> [REQUIREMENTS]
Below is a block of records. Copy every line in it that contains the word "text".

········

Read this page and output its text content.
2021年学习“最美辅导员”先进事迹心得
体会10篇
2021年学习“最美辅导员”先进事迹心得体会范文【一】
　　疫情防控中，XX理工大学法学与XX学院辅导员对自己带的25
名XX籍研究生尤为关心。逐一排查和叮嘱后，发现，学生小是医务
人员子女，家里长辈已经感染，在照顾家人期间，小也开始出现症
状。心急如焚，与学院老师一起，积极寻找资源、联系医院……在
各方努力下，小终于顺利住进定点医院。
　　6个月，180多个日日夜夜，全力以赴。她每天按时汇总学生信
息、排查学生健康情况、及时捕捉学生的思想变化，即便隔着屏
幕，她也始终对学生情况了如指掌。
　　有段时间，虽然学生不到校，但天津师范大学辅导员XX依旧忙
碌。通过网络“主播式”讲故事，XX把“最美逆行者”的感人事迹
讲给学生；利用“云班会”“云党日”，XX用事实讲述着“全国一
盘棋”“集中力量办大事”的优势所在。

········

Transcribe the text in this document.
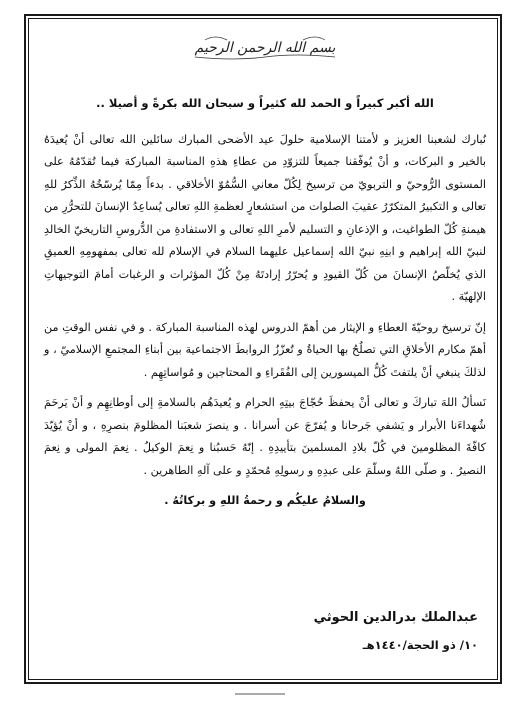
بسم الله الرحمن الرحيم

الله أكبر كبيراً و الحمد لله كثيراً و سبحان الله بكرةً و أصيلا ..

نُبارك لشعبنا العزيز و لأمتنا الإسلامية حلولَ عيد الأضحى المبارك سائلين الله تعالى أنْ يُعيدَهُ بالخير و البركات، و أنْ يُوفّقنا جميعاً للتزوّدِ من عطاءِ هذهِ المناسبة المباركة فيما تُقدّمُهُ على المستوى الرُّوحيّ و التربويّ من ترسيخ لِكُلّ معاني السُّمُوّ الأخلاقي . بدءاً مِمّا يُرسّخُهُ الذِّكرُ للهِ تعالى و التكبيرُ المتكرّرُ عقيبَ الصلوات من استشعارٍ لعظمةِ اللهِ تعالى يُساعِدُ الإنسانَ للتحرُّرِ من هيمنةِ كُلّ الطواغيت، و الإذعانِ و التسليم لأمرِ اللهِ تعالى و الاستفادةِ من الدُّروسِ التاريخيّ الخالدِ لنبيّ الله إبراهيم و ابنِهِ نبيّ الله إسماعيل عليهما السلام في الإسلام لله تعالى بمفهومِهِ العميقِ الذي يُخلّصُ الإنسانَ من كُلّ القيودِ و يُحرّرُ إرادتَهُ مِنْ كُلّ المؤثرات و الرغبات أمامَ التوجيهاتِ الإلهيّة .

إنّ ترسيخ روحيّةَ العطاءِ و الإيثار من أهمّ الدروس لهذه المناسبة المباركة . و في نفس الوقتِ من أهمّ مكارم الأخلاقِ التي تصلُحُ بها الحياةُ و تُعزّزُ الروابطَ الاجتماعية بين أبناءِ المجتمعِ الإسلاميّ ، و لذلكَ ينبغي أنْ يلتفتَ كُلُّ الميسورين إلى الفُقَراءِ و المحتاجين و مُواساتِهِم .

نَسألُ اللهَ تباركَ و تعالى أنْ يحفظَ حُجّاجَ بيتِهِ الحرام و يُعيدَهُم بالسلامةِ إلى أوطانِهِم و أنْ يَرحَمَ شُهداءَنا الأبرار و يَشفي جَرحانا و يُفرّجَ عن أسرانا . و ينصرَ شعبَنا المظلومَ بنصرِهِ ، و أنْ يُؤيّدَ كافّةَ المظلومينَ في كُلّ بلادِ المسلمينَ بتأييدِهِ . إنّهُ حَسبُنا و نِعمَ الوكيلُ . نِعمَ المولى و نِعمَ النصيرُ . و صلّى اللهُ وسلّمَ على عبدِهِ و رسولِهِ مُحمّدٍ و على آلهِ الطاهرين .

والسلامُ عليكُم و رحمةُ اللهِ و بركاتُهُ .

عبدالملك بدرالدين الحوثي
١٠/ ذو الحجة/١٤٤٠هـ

········

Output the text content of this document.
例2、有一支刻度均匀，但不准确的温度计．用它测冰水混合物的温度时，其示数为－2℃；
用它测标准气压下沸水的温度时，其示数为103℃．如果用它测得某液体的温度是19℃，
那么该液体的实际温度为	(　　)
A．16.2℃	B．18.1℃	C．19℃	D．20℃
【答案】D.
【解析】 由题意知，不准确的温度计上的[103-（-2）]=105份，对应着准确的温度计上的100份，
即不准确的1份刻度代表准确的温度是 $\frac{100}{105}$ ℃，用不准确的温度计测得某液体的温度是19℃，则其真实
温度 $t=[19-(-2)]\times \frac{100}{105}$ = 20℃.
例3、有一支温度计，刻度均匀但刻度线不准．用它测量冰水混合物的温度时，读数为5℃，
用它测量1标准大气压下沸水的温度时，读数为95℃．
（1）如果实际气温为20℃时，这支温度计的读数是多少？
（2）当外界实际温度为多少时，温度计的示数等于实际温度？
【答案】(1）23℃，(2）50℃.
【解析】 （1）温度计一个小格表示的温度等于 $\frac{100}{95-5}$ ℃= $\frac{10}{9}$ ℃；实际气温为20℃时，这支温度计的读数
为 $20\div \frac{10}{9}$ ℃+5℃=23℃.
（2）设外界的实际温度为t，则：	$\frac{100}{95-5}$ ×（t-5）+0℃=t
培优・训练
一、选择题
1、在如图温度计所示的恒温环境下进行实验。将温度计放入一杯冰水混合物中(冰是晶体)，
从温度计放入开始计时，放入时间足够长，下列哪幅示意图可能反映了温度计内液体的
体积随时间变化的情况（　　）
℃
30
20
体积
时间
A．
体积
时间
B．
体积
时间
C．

········

> [RESULT OF THE EXERCISE]
Read this page and output its text content.
Transcribe the text in this document.
Output the text content of this document.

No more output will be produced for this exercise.